- PROBLEM DESCRIPTION
Identify, in the records below, every line where the string "name" appears, and copy each such line.

(Records from a data collection)
◆ ◆ ◆ ◆ ◆
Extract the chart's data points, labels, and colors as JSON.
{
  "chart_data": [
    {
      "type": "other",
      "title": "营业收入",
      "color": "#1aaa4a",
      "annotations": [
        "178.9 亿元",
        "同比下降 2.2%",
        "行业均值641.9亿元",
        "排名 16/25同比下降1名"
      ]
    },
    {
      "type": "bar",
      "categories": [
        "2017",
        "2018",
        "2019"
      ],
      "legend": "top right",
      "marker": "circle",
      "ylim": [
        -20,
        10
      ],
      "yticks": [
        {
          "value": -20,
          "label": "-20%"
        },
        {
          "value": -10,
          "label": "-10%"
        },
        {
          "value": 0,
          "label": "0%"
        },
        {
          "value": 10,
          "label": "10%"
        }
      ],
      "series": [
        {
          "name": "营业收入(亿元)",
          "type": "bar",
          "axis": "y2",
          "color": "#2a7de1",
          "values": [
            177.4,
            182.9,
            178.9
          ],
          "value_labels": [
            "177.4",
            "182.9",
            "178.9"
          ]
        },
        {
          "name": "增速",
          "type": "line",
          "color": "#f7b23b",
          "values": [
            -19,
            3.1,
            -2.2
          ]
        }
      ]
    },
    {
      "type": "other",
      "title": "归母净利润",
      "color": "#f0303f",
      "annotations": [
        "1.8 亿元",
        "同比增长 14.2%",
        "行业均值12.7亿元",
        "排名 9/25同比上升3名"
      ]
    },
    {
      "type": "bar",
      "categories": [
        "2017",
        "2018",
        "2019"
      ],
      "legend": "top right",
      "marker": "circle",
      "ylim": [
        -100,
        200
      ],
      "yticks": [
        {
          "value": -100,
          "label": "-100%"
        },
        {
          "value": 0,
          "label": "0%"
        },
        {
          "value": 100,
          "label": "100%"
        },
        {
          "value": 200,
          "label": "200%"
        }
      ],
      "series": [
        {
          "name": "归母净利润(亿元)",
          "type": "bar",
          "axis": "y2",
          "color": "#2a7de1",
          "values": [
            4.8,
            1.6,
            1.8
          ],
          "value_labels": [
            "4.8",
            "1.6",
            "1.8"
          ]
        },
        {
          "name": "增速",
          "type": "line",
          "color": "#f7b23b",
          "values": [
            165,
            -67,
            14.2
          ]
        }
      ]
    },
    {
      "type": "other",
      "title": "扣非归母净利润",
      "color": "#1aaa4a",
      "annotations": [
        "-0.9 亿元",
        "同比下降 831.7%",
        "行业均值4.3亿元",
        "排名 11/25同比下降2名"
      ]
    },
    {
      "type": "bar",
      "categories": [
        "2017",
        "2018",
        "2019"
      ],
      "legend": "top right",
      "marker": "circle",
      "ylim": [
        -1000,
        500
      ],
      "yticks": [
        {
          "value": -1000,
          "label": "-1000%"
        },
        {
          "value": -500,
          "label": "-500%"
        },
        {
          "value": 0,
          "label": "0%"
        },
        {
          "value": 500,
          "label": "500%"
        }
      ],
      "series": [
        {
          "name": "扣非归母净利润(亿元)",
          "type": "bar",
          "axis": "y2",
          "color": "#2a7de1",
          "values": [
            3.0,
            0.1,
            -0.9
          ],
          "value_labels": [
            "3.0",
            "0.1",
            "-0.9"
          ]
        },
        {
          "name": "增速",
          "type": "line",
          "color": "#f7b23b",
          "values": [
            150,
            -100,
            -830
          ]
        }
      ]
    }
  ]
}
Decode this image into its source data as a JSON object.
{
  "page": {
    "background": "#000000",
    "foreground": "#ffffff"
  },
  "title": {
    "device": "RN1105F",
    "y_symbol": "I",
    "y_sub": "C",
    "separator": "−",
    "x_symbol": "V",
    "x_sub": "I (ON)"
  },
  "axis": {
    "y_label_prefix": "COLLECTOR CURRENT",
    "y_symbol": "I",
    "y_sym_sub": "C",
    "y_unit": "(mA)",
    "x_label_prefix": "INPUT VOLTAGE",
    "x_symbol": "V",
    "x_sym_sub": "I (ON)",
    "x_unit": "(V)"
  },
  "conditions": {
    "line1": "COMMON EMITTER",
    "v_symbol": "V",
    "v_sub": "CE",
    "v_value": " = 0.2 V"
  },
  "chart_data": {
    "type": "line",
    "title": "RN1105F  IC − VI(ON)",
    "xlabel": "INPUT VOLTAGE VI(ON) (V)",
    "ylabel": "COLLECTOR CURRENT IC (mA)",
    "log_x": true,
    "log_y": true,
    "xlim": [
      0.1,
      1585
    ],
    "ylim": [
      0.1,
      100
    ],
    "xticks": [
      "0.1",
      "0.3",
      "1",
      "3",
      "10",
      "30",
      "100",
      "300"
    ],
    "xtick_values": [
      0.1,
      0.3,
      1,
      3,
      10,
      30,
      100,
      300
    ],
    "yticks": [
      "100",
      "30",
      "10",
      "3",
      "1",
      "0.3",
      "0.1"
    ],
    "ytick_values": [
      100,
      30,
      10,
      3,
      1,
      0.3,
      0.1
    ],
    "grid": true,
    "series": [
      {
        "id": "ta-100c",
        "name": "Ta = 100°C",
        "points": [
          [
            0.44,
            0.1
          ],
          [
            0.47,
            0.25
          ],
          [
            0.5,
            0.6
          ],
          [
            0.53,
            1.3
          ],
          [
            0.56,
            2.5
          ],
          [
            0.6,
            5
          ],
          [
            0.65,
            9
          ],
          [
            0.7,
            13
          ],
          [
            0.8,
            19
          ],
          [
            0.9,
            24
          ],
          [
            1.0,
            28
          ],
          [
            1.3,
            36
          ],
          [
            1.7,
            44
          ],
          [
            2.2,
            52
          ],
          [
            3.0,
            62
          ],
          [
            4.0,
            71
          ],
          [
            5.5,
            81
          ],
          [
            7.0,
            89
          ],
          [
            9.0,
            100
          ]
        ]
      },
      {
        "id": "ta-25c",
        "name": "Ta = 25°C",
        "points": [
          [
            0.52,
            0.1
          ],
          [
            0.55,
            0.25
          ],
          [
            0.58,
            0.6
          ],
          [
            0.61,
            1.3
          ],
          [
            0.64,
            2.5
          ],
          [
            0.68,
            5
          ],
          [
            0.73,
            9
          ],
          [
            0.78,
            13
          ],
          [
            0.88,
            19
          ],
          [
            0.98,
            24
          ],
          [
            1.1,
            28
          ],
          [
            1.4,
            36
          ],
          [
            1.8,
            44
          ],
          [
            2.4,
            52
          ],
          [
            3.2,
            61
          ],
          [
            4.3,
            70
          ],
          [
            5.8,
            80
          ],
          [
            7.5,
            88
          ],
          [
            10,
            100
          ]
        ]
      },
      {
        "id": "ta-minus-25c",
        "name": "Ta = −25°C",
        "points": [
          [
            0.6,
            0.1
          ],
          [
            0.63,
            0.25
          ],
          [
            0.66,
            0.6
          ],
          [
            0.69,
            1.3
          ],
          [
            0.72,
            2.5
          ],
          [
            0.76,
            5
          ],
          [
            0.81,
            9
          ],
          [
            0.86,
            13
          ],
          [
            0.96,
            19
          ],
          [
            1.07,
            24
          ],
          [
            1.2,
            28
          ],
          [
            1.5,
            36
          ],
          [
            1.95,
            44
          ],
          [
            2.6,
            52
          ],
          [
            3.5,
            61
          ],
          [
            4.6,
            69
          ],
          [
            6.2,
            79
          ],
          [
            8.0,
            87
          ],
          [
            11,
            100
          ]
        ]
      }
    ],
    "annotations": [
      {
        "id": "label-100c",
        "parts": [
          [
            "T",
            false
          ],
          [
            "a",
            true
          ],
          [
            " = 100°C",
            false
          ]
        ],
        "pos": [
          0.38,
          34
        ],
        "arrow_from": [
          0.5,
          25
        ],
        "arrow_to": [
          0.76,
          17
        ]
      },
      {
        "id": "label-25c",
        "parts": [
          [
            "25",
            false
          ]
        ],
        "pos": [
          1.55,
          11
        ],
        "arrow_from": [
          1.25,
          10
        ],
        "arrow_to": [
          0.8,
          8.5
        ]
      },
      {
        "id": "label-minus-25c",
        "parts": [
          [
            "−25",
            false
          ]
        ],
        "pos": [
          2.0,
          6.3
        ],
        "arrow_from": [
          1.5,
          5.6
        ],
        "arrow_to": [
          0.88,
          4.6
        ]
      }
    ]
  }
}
◆ ◆ ◆ ◆ ◆
- ANSWER FOR THE TASK
          "name": "营业收入(亿元)",
          "name": "增速",
          "name": "归母净利润(亿元)",
          "name": "增速",
          "name": "扣非归母净利润(亿元)",
          "name": "增速",
        "name": "Ta = 100°C",
        "name": "Ta = 25°C",
        "name": "Ta = −25°C",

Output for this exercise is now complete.